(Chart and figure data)
>> BEGIN

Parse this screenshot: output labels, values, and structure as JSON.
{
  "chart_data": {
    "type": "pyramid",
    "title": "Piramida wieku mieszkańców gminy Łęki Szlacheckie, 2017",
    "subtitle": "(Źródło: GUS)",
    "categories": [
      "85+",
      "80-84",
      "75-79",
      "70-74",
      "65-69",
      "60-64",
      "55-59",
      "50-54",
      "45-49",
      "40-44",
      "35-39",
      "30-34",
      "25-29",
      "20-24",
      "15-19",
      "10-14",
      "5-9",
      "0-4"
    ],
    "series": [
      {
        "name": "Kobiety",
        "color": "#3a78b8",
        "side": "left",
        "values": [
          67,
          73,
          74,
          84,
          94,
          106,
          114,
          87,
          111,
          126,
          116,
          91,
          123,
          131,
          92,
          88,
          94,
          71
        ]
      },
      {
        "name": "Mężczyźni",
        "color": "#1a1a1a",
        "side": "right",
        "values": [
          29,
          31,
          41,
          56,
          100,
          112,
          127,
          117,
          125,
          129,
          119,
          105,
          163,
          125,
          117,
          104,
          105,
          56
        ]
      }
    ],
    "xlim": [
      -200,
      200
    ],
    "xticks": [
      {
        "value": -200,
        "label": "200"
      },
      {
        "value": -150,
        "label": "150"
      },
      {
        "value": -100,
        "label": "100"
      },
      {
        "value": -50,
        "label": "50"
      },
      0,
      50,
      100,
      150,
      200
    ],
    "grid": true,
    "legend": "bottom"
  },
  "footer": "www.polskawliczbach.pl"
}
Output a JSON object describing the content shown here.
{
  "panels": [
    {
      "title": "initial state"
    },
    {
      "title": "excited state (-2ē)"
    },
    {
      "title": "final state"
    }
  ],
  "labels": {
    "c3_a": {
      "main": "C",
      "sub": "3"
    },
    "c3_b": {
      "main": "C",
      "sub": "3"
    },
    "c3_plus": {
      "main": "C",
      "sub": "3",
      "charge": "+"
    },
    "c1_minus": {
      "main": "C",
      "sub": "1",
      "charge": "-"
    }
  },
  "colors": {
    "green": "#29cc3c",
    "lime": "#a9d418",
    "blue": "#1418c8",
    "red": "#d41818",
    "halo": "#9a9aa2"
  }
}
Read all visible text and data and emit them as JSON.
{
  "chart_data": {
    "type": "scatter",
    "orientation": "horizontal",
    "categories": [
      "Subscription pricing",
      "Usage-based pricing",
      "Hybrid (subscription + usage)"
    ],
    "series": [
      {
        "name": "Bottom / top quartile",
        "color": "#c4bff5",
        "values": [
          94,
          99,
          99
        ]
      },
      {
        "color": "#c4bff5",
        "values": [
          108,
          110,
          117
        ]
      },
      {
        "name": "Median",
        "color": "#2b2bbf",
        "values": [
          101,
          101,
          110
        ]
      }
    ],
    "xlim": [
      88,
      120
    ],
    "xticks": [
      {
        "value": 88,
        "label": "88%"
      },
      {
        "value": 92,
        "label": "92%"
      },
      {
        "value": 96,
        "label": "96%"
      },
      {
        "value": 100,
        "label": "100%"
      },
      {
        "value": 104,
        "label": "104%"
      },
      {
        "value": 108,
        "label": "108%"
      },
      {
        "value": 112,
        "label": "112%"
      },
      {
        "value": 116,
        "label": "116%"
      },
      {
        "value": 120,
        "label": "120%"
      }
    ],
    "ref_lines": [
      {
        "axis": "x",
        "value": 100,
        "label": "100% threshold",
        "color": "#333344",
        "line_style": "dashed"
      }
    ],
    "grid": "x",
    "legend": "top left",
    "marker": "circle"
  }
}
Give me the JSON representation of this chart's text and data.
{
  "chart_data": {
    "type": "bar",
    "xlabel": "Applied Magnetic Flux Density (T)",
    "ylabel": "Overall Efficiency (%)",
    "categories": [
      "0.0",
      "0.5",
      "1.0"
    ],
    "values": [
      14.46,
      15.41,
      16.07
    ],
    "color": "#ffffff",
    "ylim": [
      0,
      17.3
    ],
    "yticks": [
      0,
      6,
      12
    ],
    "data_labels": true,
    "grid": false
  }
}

>> END

§ Task objective
Output every entry shown above, exactly.

§ Result of this exercise
Parse this screenshot: output labels, values, and structure as JSON.
{
  "chart_data": {
    "type": "pyramid",
    "title": "Piramida wieku mieszkańców gminy Łęki Szlacheckie, 2017",
    "subtitle": "(Źródło: GUS)",
    "categories": [
      "85+",
      "80-84",
      "75-79",
      "70-74",
      "65-69",
      "60-64",
      "55-59",
      "50-54",
      "45-49",
      "40-44",
      "35-39",
      "30-34",
      "25-29",
      "20-24",
      "15-19",
      "10-14",
      "5-9",
      "0-4"
    ],
    "series": [
      {
        "name": "Kobiety",
        "color": "#3a78b8",
        "side": "left",
        "values": [
          67,
          73,
          74,
          84,
          94,
          106,
          114,
          87,
          111,
          126,
          116,
          91,
          123,
          131,
          92,
          88,
          94,
          71
        ]
      },
      {
        "name": "Mężczyźni",
        "color": "#1a1a1a",
        "side": "right",
        "values": [
          29,
          31,
          41,
          56,
          100,
          112,
          127,
          117,
          125,
          129,
          119,
          105,
          163,
          125,
          117,
          104,
          105,
          56
        ]
      }
    ],
    "xlim": [
      -200,
      200
    ],
    "xticks": [
      {
        "value": -200,
        "label": "200"
      },
      {
        "value": -150,
        "label": "150"
      },
      {
        "value": -100,
        "label": "100"
      },
      {
        "value": -50,
        "label": "50"
      },
      0,
      50,
      100,
      150,
      200
    ],
    "grid": true,
    "legend": "bottom"
  },
  "footer": "www.polskawliczbach.pl"
}
Output a JSON object describing the content shown here.
{
  "panels": [
    {
      "title": "initial state"
    },
    {
      "title": "excited state (-2ē)"
    },
    {
      "title": "final state"
    }
  ],
  "labels": {
    "c3_a": {
      "main": "C",
      "sub": "3"
    },
    "c3_b": {
      "main": "C",
      "sub": "3"
    },
    "c3_plus": {
      "main": "C",
      "sub": "3",
      "charge": "+"
    },
    "c1_minus": {
      "main": "C",
      "sub": "1",
      "charge": "-"
    }
  },
  "colors": {
    "green": "#29cc3c",
    "lime": "#a9d418",
    "blue": "#1418c8",
    "red": "#d41818",
    "halo": "#9a9aa2"
  }
}
Read all visible text and data and emit them as JSON.
{
  "chart_data": {
    "type": "scatter",
    "orientation": "horizontal",
    "categories": [
      "Subscription pricing",
      "Usage-based pricing",
      "Hybrid (subscription + usage)"
    ],
    "series": [
      {
        "name": "Bottom / top quartile",
        "color": "#c4bff5",
        "values": [
          94,
          99,
          99
        ]
      },
      {
        "color": "#c4bff5",
        "values": [
          108,
          110,
          117
        ]
      },
      {
        "name": "Median",
        "color": "#2b2bbf",
        "values": [
          101,
          101,
          110
        ]
      }
    ],
    "xlim": [
      88,
      120
    ],
    "xticks": [
      {
        "value": 88,
        "label": "88%"
      },
      {
        "value": 92,
        "label": "92%"
      },
      {
        "value": 96,
        "label": "96%"
      },
      {
        "value": 100,
        "label": "100%"
      },
      {
        "value": 104,
        "label": "104%"
      },
      {
        "value": 108,
        "label": "108%"
      },
      {
        "value": 112,
        "label": "112%"
      },
      {
        "value": 116,
        "label": "116%"
      },
      {
        "value": 120,
        "label": "120%"
      }
    ],
    "ref_lines": [
      {
        "axis": "x",
        "value": 100,
        "label": "100% threshold",
        "color": "#333344",
        "line_style": "dashed"
      }
    ],
    "grid": "x",
    "legend": "top left",
    "marker": "circle"
  }
}
Give me the JSON representation of this chart's text and data.
{
  "chart_data": {
    "type": "bar",
    "xlabel": "Applied Magnetic Flux Density (T)",
    "ylabel": "Overall Efficiency (%)",
    "categories": [
      "0.0",
      "0.5",
      "1.0"
    ],
    "values": [
      14.46,
      15.41,
      16.07
    ],
    "color": "#ffffff",
    "ylim": [
      0,
      17.3
    ],
    "yticks": [
      0,
      6,
      12
    ],
    "data_labels": true,
    "grid": false
  }
}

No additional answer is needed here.